#### What to do
Using the records below, locate all lines containing "JSON" and return them.

#### Given information
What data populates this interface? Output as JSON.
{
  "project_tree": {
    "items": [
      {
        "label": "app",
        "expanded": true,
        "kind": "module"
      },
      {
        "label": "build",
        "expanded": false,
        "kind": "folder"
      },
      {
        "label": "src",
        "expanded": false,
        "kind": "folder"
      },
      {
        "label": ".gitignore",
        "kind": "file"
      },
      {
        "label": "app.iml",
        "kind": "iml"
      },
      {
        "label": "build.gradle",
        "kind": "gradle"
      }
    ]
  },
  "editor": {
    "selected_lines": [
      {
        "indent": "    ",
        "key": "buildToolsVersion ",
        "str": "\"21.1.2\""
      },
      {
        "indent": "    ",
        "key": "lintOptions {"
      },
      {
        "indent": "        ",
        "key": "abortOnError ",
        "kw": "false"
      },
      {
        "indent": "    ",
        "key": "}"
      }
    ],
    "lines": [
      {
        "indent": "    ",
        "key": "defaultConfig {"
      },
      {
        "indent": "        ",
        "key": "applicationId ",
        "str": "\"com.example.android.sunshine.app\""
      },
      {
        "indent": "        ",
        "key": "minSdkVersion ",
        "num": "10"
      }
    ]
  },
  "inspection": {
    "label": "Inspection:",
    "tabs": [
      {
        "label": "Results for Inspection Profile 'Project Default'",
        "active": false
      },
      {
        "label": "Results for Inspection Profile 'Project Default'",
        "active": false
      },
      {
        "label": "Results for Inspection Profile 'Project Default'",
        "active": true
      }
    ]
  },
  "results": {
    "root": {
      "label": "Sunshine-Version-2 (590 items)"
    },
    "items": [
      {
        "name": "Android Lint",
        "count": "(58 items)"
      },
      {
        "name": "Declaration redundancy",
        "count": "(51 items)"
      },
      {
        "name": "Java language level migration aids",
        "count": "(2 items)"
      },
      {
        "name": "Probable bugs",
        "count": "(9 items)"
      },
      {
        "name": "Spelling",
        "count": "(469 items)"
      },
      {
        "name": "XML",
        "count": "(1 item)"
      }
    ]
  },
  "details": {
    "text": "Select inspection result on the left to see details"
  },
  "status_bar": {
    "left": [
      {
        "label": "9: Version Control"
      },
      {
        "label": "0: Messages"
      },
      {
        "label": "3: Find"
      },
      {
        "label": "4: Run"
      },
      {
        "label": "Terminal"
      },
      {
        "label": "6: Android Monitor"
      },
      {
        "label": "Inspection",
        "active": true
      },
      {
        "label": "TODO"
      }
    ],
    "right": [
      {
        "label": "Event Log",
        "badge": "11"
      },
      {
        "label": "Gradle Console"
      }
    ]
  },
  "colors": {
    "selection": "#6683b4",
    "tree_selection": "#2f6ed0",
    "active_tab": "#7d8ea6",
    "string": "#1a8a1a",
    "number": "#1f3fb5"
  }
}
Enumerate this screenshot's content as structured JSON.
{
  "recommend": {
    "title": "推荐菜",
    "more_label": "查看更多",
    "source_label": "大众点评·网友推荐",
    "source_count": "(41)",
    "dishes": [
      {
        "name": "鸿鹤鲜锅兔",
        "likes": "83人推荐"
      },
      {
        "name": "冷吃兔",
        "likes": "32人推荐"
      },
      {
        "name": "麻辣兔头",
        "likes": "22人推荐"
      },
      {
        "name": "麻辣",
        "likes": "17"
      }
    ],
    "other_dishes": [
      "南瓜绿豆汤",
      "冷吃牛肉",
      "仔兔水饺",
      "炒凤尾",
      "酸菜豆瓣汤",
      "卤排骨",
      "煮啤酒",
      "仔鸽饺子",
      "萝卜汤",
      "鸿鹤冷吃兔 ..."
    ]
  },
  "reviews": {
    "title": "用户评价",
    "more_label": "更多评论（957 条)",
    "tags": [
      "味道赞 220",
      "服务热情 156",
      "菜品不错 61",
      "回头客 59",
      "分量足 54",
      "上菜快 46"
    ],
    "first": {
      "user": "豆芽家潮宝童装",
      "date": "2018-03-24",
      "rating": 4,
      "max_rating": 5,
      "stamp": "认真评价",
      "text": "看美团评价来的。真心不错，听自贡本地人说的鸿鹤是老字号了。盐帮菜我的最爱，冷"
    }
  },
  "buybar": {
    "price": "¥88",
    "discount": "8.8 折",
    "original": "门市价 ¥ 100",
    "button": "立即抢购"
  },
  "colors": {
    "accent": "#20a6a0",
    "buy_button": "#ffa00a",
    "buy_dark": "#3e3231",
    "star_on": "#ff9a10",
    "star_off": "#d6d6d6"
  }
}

#### Complete output
What data populates this interface? Output as JSON.
Enumerate this screenshot's content as structured JSON.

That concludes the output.